§ **Compito assegnato 1**
Riscrivi il tratto dell'intervista al sindacato iracheno del petrolio che va da "Jumaa Awad: Si, questa" fino a "delle risposte convincenti." incluso, sostituendo "Febbraio" con "Marzo".
§ **Compito assegnato 2**
Riprendi l'intervista al sindacato iracheno dei lavoratori del petrolio e portala avanti dopo l'ultima frase riportata.

Cogliendo l’occasione della sua presenza a Roma per intervenire alla conferenza promossa dalla Campagna contro i profitti di guerra, abbiamo intervistato il presidente del sindacato iracheno dei lavoratori del petrolio: Hassan Jumaa Awad

Buon giorno Jumaa Awad.

Jumaa Awad: Buon giorno

Allora Jumaa Awad i Sindacati sono tra le realtà meno conosciute dell’associazionismo iracheno, anche se rappresentano un settore rilevante e fondamentale per lo sviluppo di una società democratica. Ma ancora di più i sindacati dei lavoratori del petrolio hanno un’enorme importanza, visto il valore strategico del settore per la ricostruzione, la ripresa economica del Paese e visti anche gli interessi in gioco e i piani di sfruttamento dell’oro nero iracheno. E proprio voi da tempo avete chiesto al ministero del Petrolio di essere coinvolti nelle discussioni sulla stesura della legge sul petrolio, insieme a tecnici ed esperti iracheni, sostenendo che una legge cosi importante per lo sviluppo del Paese non può essere discussa a porte chiuse come è più volte accaduto ( diversi incontri a porte blindate sono avvenuti, infatti, tra funzionari del ministero del petrolio e i vertici delle compagnie petrolifere occidentali). Ci sono stati in tal senso dei miglioramenti ultimamente?

Jumaa Awad: Si, questa è una richiesta vecchia per quanto concerne la federazione dei sindacati petroliferi iracheni. E’ una richiesta rinnovata anche con la comunicazione che abbiamo inviato al ministro del petrolio e al presidente del consiglio dei ministri il 2 Febbraio scorso a seguito dell’assemblea in cui abbiamo riunito moltissimi esperti del settore anche delle Università irachene. E’ una richiesta che però tutt’ora aspetta delle risposte convincenti.

Voci di dati raccolte:
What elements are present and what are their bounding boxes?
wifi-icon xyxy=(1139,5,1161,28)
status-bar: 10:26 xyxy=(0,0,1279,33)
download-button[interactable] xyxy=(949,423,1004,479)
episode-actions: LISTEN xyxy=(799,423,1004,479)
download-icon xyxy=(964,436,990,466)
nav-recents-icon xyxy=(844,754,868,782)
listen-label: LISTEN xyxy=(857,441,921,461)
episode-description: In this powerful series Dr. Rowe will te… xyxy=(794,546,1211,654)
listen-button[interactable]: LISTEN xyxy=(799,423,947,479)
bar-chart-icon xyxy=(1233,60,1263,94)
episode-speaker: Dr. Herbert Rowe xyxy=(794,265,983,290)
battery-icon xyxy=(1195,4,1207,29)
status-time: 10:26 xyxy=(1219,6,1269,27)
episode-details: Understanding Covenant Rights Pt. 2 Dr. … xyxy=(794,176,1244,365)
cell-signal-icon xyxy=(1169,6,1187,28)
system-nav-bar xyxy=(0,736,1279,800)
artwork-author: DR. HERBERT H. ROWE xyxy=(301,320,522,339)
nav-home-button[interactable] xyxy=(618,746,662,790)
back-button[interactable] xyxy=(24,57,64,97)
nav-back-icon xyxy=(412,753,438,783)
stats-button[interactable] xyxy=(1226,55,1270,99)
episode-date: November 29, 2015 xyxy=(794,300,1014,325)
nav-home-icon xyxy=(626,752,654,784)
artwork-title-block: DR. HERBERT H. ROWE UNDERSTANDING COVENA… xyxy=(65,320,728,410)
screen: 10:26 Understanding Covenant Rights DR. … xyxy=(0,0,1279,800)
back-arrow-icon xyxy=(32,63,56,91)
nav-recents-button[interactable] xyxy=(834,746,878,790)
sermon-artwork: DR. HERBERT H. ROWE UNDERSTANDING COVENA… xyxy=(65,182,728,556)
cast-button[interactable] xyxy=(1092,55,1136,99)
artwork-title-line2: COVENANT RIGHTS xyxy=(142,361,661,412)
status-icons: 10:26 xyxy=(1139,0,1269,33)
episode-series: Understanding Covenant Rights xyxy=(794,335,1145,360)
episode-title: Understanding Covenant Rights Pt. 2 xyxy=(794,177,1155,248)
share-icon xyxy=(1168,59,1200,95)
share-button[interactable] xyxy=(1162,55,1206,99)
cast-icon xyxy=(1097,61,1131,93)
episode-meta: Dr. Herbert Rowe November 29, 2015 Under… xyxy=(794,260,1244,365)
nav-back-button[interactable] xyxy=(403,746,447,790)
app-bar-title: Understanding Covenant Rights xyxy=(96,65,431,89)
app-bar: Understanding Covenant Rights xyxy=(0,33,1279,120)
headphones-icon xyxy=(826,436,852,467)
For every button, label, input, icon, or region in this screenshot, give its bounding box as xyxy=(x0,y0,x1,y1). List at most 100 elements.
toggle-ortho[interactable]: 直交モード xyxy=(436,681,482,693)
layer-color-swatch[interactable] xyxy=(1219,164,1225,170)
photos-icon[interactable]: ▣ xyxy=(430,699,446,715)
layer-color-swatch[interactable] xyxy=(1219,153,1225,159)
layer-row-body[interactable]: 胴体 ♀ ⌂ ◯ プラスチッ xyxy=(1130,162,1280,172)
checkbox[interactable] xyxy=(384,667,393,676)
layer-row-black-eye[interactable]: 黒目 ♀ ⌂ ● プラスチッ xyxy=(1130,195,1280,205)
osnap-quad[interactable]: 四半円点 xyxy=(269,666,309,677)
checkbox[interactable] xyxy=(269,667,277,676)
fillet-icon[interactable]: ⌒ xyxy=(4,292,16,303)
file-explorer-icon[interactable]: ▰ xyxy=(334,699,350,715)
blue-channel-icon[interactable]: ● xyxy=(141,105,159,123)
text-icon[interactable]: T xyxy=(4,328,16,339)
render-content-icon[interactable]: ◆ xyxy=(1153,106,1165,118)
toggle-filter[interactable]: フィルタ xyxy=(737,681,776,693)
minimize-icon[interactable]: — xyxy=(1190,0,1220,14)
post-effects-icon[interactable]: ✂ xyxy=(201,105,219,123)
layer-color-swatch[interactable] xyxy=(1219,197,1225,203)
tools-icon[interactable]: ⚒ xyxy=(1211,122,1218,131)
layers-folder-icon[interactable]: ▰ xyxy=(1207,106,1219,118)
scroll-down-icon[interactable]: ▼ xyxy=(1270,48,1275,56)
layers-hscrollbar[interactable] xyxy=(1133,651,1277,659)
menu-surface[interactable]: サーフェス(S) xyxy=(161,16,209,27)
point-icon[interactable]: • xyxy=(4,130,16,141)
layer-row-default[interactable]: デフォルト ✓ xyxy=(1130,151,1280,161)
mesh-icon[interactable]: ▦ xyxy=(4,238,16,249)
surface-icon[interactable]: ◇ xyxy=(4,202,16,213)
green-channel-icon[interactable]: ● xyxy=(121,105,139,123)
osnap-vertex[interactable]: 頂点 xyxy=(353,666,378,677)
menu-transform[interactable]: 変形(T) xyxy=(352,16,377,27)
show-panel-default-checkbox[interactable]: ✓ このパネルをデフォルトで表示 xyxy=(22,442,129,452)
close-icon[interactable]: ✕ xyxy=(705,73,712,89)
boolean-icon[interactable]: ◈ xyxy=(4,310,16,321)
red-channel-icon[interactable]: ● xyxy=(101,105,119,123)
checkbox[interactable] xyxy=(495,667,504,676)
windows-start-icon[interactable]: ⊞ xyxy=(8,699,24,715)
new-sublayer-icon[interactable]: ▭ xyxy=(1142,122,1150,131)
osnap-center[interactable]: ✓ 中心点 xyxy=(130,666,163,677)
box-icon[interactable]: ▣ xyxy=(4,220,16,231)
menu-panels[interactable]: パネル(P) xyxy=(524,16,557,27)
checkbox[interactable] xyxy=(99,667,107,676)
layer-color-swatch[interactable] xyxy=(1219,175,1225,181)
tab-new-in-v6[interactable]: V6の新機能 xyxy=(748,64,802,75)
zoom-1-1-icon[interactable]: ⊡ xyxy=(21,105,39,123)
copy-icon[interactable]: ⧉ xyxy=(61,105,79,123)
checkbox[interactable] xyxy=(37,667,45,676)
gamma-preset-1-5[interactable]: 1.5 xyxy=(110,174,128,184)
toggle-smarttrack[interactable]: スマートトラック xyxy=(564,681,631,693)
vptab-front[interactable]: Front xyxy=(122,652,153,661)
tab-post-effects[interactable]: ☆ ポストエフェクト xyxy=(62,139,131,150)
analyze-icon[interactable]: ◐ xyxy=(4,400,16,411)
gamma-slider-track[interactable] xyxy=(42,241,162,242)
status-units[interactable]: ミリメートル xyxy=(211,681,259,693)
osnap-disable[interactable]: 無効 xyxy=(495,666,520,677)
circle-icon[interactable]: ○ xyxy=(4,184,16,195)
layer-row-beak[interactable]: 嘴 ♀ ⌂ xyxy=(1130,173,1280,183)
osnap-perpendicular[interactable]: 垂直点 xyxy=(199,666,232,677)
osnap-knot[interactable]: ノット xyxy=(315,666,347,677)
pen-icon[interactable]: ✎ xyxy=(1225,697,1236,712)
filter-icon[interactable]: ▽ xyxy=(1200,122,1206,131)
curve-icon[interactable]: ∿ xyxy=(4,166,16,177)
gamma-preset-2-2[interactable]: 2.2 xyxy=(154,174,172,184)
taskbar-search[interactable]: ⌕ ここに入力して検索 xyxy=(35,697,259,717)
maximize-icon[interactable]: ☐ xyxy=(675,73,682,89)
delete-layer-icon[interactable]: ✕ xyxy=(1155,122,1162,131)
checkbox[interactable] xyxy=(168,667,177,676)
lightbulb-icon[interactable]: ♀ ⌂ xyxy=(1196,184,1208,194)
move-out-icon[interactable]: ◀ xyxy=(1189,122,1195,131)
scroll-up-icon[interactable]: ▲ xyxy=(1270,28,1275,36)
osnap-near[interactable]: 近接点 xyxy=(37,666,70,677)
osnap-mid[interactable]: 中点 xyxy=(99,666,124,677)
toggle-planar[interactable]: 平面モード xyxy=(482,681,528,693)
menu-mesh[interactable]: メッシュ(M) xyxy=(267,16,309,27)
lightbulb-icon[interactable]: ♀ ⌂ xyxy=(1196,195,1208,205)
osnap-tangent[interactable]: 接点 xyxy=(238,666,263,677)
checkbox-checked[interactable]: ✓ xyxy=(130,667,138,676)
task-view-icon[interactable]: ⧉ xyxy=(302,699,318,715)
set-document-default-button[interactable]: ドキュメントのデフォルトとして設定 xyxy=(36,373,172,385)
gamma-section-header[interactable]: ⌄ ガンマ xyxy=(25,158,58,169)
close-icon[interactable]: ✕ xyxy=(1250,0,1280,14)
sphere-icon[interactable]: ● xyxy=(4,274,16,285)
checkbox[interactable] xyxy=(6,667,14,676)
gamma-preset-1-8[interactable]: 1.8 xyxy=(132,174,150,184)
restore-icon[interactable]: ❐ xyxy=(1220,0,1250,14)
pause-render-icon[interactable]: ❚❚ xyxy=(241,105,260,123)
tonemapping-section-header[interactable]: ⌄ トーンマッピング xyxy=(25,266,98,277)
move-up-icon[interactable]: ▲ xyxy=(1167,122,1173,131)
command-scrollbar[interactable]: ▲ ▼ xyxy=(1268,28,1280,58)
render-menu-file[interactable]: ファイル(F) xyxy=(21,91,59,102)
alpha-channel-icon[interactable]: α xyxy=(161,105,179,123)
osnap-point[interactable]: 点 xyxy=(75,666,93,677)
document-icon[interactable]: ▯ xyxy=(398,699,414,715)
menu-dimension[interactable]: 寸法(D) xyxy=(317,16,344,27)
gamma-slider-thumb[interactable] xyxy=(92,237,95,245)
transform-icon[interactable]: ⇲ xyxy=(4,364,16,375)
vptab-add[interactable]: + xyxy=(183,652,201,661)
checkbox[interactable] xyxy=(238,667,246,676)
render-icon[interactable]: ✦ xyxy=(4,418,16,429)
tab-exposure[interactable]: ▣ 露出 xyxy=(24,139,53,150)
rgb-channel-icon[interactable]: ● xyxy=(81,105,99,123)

§ **Risultato 1**
Jumaa Awad: Si, questa è una richiesta vecchia per quanto concerne la federazione dei sindacati petroliferi iracheni. E’ una richiesta rinnovata anche con la comunicazione che abbiamo inviato al ministro del petrolio e al presidente del consiglio dei ministri il 2 Marzo scorso a seguito dell’assemblea in cui abbiamo riunito moltissimi esperti del settore anche delle Università irachene. E’ una richiesta che però tutt’ora aspetta delle risposte convincenti.

§ **Risultato 2**
Alcuni leader sindacali hanno ricevuto addirittura delle minacce di morte. Qual’è il motivo? Lei personalmente ne ha ricevute?

Jumaa Awad: Si, non solo i sindacalisti ma tutti coloro che lavorano nell’ambito della società civile irachena si trovano spesso a dover ricevere non solo minacce di morte ma anche pressioni di ogni genere spesso da parte di partiti politici e da altre organizzazioni che fanno parte a volte anche delle istituzioni irachene. E questo è dovuto essenzialmente per i grandi interessi che ruotano attorno al settore di cui noi facciamo parte o comunque al settore specifico della ong o della organizzazione che viene minacciata di volta in volta. Per quanto mi riguarda, ho ricevuto anch’io peronalmente di queste minacce.

Come avete fronteggiato la Legge Amministrativa di Transizione? Una legge (per coloro che non la conoscessero) promulgata da Paul Bremer proconsole Usa in Iraq, che non permette la formazione di sindacati ed altre organizzazioni. Una legge, l’unica legge rimasta in vigore dall’epoca del regime di Saddam. Il vostro quindi è un sindacato illegale?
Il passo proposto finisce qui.